STATED GOAL: Look through the records below, count the lines with the word "Stufe", and reply with only the number.

MATERIAL PROVIDED:
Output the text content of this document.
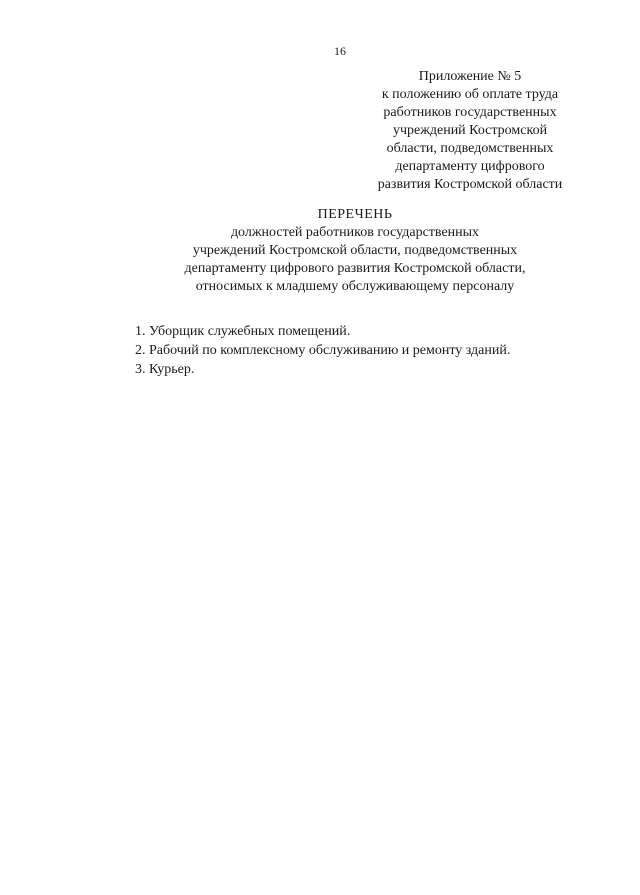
16
Приложение № 5
к положению об оплате труда
работников государственных
учреждений Костромской
области, подведомственных
департаменту цифрового
развития Костромской области
ПЕРЕЧЕНЬ
должностей работников государственных
учреждений Костромской области, подведомственных
департаменту цифрового развития Костромской области,
относимых к младшему обслуживающему персоналу
1. Уборщик служебных помещений.
2. Рабочий по комплексному обслуживанию и ремонту зданий.
3. Курьер.
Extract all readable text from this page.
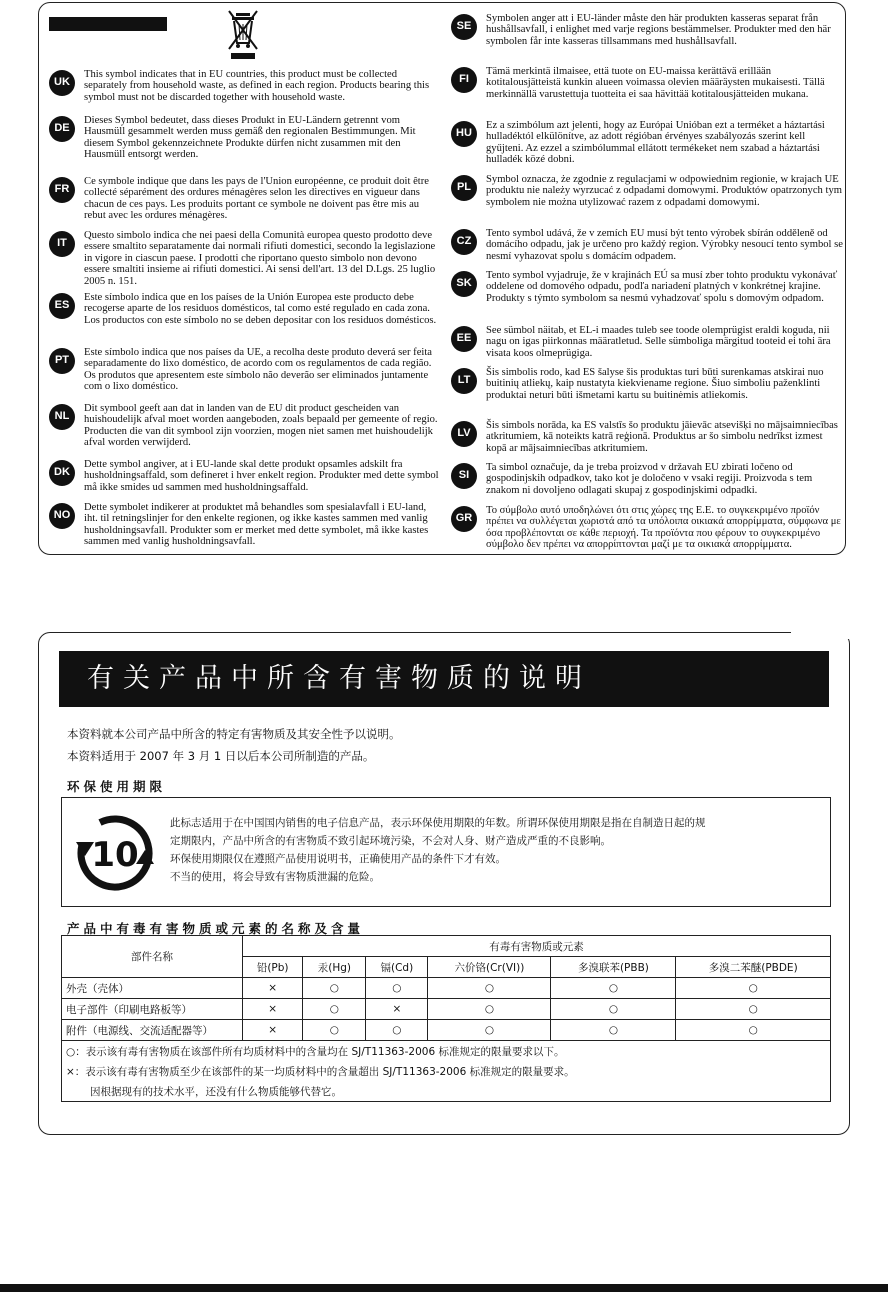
UK
This symbol indicates that in EU countries, this product must be collected separately from household waste, as defined in each region. Products bearing this symbol must not be discarded together with household waste.
DE
Dieses Symbol bedeutet, dass dieses Produkt in EU-Ländern getrennt vom Hausmüll gesammelt werden muss gemäß den regionalen Bestimmungen. Mit diesem Symbol gekennzeichnete Produkte dürfen nicht zusammen mit den Hausmüll entsorgt werden.
FR
Ce symbole indique que dans les pays de l'Union européenne, ce produit doit être collecté séparément des ordures ménagères selon les directives en vigueur dans chacun de ces pays. Les produits portant ce symbole ne doivent pas être mis au rebut avec les ordures ménagères.
IT
Questo simbolo indica che nei paesi della Comunità europea questo prodotto deve essere smaltito separatamente dai normali rifiuti domestici, secondo la legislazione in vigore in ciascun paese. I prodotti che riportano questo simbolo non devono essere smaltiti insieme ai rifiuti domestici. Ai sensi dell'art. 13 del D.Lgs. 25 luglio 2005 n. 151.
ES
Este símbolo indica que en los países de la Unión Europea este producto debe recogerse aparte de los residuos domésticos, tal como esté regulado en cada zona. Los productos con este símbolo no se deben depositar con los residuos domésticos.
PT
Este símbolo indica que nos países da UE, a recolha deste produto deverá ser feita separadamente do lixo doméstico, de acordo com os regulamentos de cada região. Os produtos que apresentem este símbolo não deverão ser eliminados juntamente com o lixo doméstico.
NL
Dit symbool geeft aan dat in landen van de EU dit product gescheiden van huishoudelijk afval moet worden aangeboden, zoals bepaald per gemeente of regio. Producten die van dit symbool zijn voorzien, mogen niet samen met huishoudelijk afval worden verwijderd.
DK
Dette symbol angiver, at i EU-lande skal dette produkt opsamles adskilt fra husholdningsaffald, som defineret i hver enkelt region. Produkter med dette symbol må ikke smides ud sammen med husholdningsaffald.
NO
Dette symbolet indikerer at produktet må behandles som spesialavfall i EU-land, iht. til retningslinjer for den enkelte regionen, og ikke kastes sammen med vanlig husholdningsavfall. Produkter som er merket med dette symbolet, må ikke kastes sammen med vanlig husholdningsavfall.
SE
Symbolen anger att i EU-länder måste den här produkten kasseras separat från hushållsavfall, i enlighet med varje regions bestämmelser. Produkter med den här symbolen får inte kasseras tillsammans med hushållsavfall.
FI
Tämä merkintä ilmaisee, että tuote on EU-maissa kerättävä erillään kotitalousjätteistä kunkin alueen voimassa olevien määräysten mukaisesti. Tällä merkinnällä varustettuja tuotteita ei saa hävittää kotitalousjätteiden mukana.
HU
Ez a szimbólum azt jelenti, hogy az Európai Unióban ezt a terméket a háztartási hulladéktól elkülönítve, az adott régióban érvényes szabályozás szerint kell gyűjteni. Az ezzel a szimbólummal ellátott termékeket nem szabad a háztartási hulladék közé dobni.
PL
Symbol oznacza, że zgodnie z regulacjami w odpowiednim regionie, w krajach UE produktu nie należy wyrzucać z odpadami domowymi. Produktów opatrzonych tym symbolem nie można utylizować razem z odpadami domowymi.
CZ
Tento symbol udává, že v zemích EU musí být tento výrobek sbírán odděleně od domácího odpadu, jak je určeno pro každý region. Výrobky nesoucí tento symbol se nesmí vyhazovat spolu s domácím odpadem.
SK
Tento symbol vyjadruje, že v krajinách EÚ sa musí zber tohto produktu vykonávať oddelene od domového odpadu, podľa nariadení platných v konkrétnej krajine. Produkty s týmto symbolom sa nesmú vyhadzovať spolu s domovým odpadom.
EE
See sümbol näitab, et EL-i maades tuleb see toode olemprügist eraldi koguda, nii nagu on igas piirkonnas määratletud. Selle sümboliga märgitud tooteid ei tohi ära visata koos olmeprügiga.
LT
Šis simbolis rodo, kad ES šalyse šis produktas turi būti surenkamas atskirai nuo buitinių atliekų, kaip nustatyta kiekviename regione. Šiuo simboliu paženklinti produktai neturi būti išmetami kartu su buitinėmis atliekomis.
LV
Šis simbols norāda, ka ES valstīs šo produktu jāievāc atsevišķi no mājsaimniecības atkritumiem, kā noteikts katrā reģionā. Produktus ar šo simbolu nedrīkst izmest kopā ar mājsaimniecības atkritumiem.
SI
Ta simbol označuje, da je treba proizvod v državah EU zbirati ločeno od gospodinjskih odpadkov, tako kot je določeno v vsaki regiji. Proizvoda s tem znakom ni dovoljeno odlagati skupaj z gospodinjskimi odpadki.
GR
Το σύμβολο αυτό υποδηλώνει ότι στις χώρες της Ε.Ε. το συγκεκριμένο προϊόν πρέπει να συλλέγεται χωριστά από τα υπόλοιπα οικιακά απορρίμματα, σύμφωνα με όσα προβλέπονται σε κάθε περιοχή. Τα προϊόντα που φέρουν το συγκεκριμένο σύμβολο δεν πρέπει να απορρίπτονται μαζί με τα οικιακά απορρίμματα.
有关产品中所含有害物质的说明
本资料就本公司产品中所含的特定有害物质及其安全性予以说明。
本资料适用于 2007 年 3 月 1 日以后本公司所制造的产品。
环保使用期限
10
此标志适用于在中国国内销售的电子信息产品，表示环保使用期限的年数。所谓环保使用期限是指在自制造日起的规
定期限内，产品中所含的有害物质不致引起环境污染，不会对人身、财产造成严重的不良影响。
环保使用期限仅在遵照产品使用说明书，正确使用产品的条件下才有效。
不当的使用，将会导致有害物质泄漏的危险。
产品中有毒有害物质或元素的名称及含量
部件名称	有毒有害物质或元素					
	铅(Pb)	汞(Hg)	镉(Cd)	六价铬(Cr(VI))	多溴联苯(PBB)	多溴二苯醚(PBDE)
外壳（壳体）	×	○	○	○	○	○
电子部件（印刷电路板等）	×	○	×	○	○	○
附件（电源线、交流适配器等）	×	○	○	○	○	○
○：表示该有毒有害物质在该部件所有均质材料中的含量均在 SJ/T11363-2006 标准规定的限量要求以下。						
×：表示该有毒有害物质至少在该部件的某一均质材料中的含量超出 SJ/T11363-2006 标准规定的限量要求。						
因根据现有的技术水平，还没有什么物质能够代替它。						
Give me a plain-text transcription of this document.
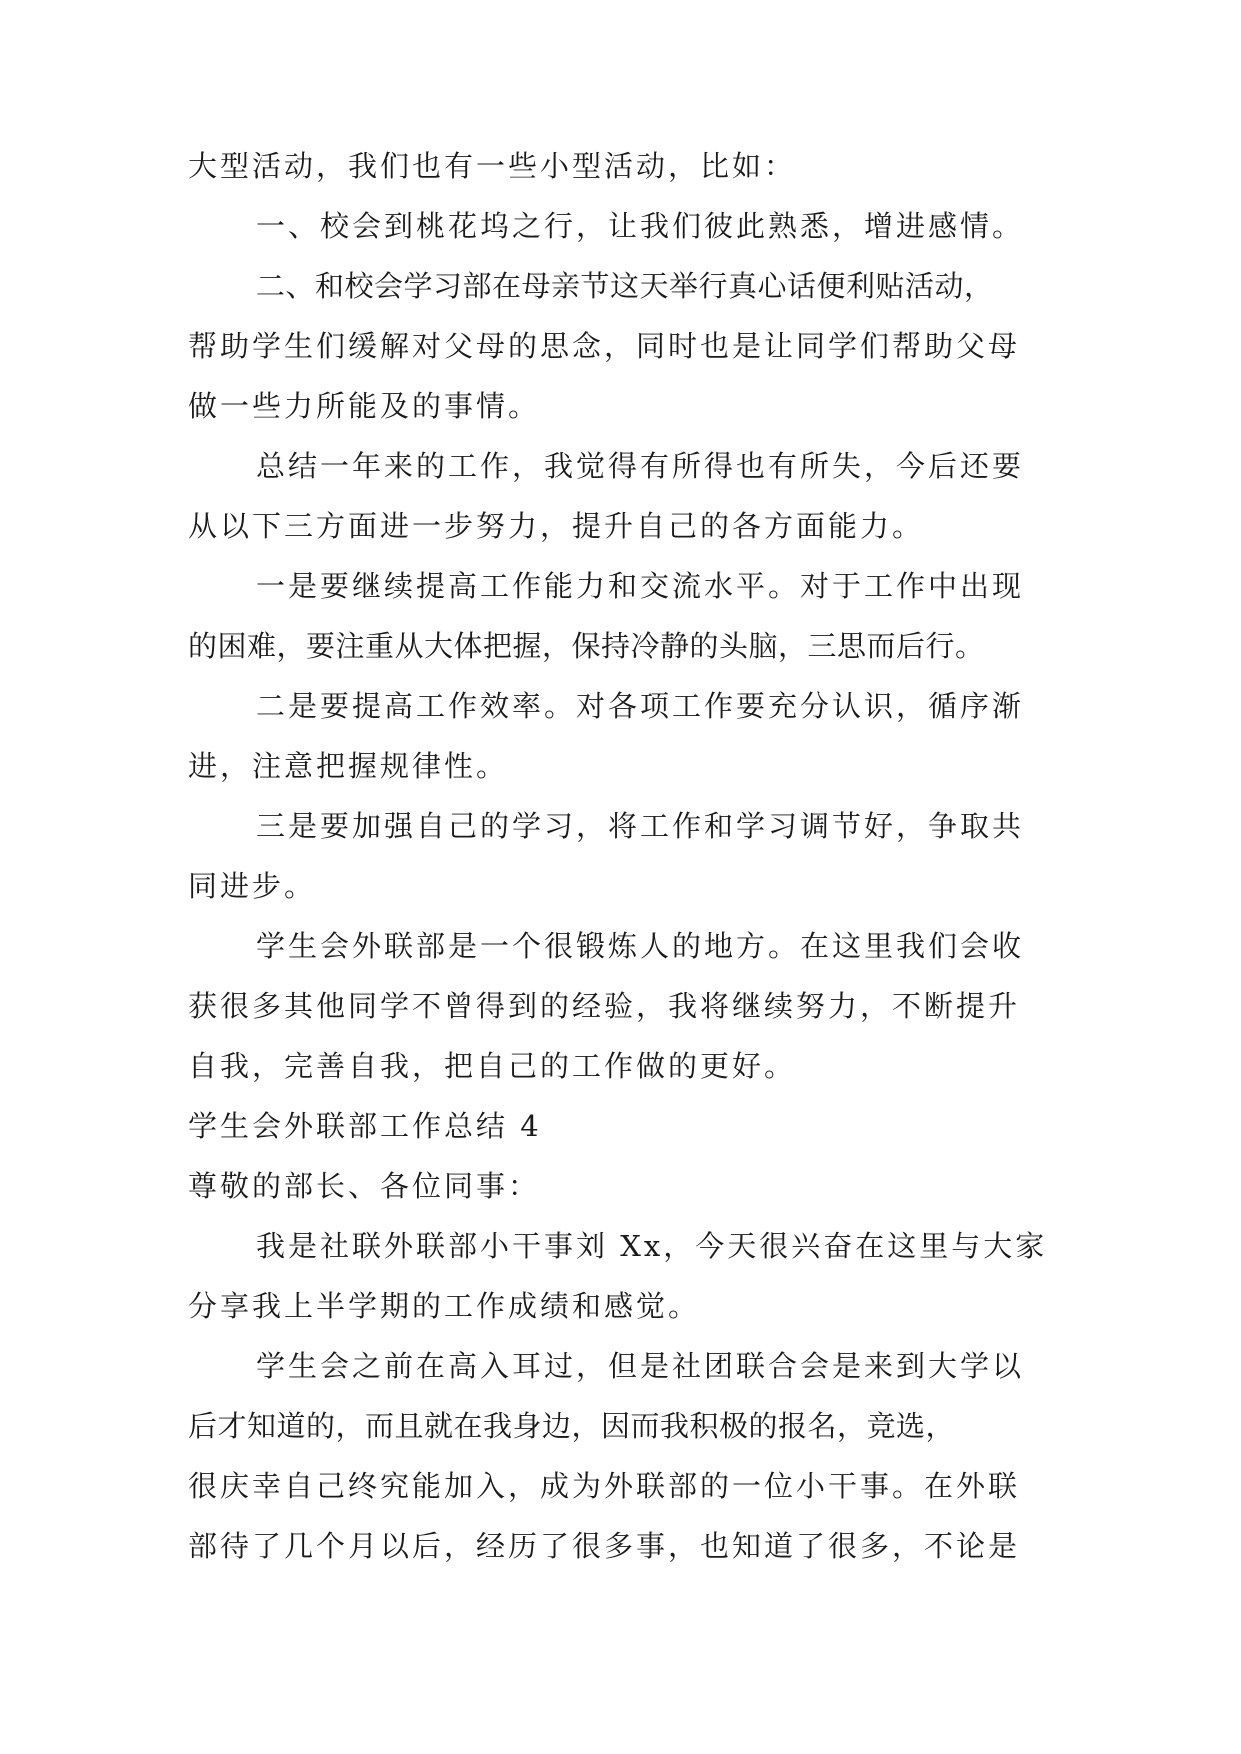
大型活动，我们也有一些小型活动，比如：

一、校会到桃花坞之行，让我们彼此熟悉，增进感情。

二、和校会学习部在母亲节这天举行真心话便利贴活动，

帮助学生们缓解对父母的思念，同时也是让同学们帮助父母

做一些力所能及的事情。

总结一年来的工作，我觉得有所得也有所失，今后还要

从以下三方面进一步努力，提升自己的各方面能力。

一是要继续提高工作能力和交流水平。对于工作中出现

的困难，要注重从大体把握，保持冷静的头脑，三思而后行。

二是要提高工作效率。对各项工作要充分认识，循序渐

进，注意把握规律性。

三是要加强自己的学习，将工作和学习调节好，争取共

同进步。

学生会外联部是一个很锻炼人的地方。在这里我们会收

获很多其他同学不曾得到的经验，我将继续努力，不断提升

自我，完善自我，把自己的工作做的更好。

学生会外联部工作总结 4

尊敬的部长、各位同事：

我是社联外联部小干事刘 Xx，今天很兴奋在这里与大家

分享我上半学期的工作成绩和感觉。

学生会之前在高入耳过，但是社团联合会是来到大学以

后才知道的，而且就在我身边，因而我积极的报名，竞选，

很庆幸自己终究能加入，成为外联部的一位小干事。在外联

部待了几个月以后，经历了很多事，也知道了很多，不论是
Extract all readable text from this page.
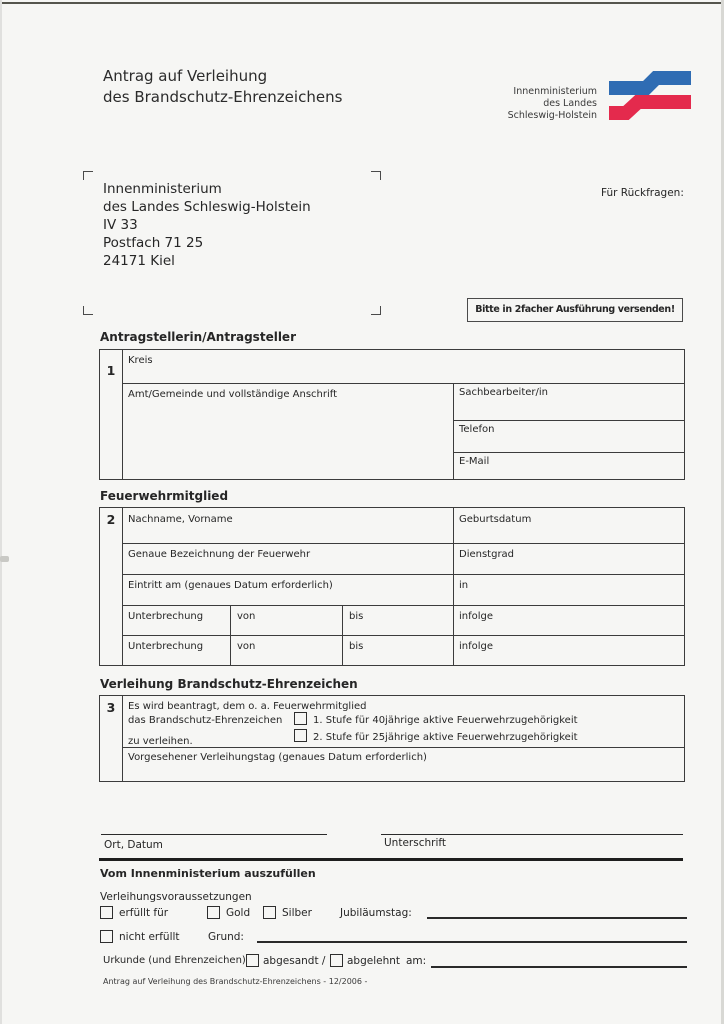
Antrag auf Verleihung
des Brandschutz-Ehrenzeichens	Innenministerium
des Landes
Schleswig-Holstein
Innenministerium
des Landes Schleswig-Holstein
IV 33
Postfach 71 25
24171 Kiel
Für Rückfragen:
Bitte in 2facher Ausführung versenden!
Antragstellerin/Antragsteller
1
Kreis
Amt/Gemeinde und vollständige Anschrift	Sachbearbeiter/in
Telefon
E-Mail
Feuerwehrmitglied
2	Nachname, Vorname	Geburtsdatum
Genaue Bezeichnung der Feuerwehr	Dienstgrad
Eintritt am (genaues Datum erforderlich)	in
Unterbrechung	von	bis	infolge
Unterbrechung	von	bis	infolge
Verleihung Brandschutz-Ehrenzeichen
3	Es wird beantragt, dem o. a. Feuerwehrmitglied
das Brandschutz-Ehrenzeichen	1. Stufe für 40jährige aktive Feuerwehrzugehörigkeit
2. Stufe für 25jährige aktive Feuerwehrzugehörigkeit
zu verleihen.
Vorgesehener Verleihungstag (genaues Datum erforderlich)
Ort, Datum	Unterschrift
Vom Innenministerium auszufüllen
Verleihungsvoraussetzungen
erfüllt für	Gold	Silber	Jubiläumstag:
nicht erfüllt	Grund:
Urkunde (und Ehrenzeichen) abgesandt / abgelehnt am:
Antrag auf Verleihung des Brandschutz-Ehrenzeichens - 12/2006 -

OUTPUT BELOW: 2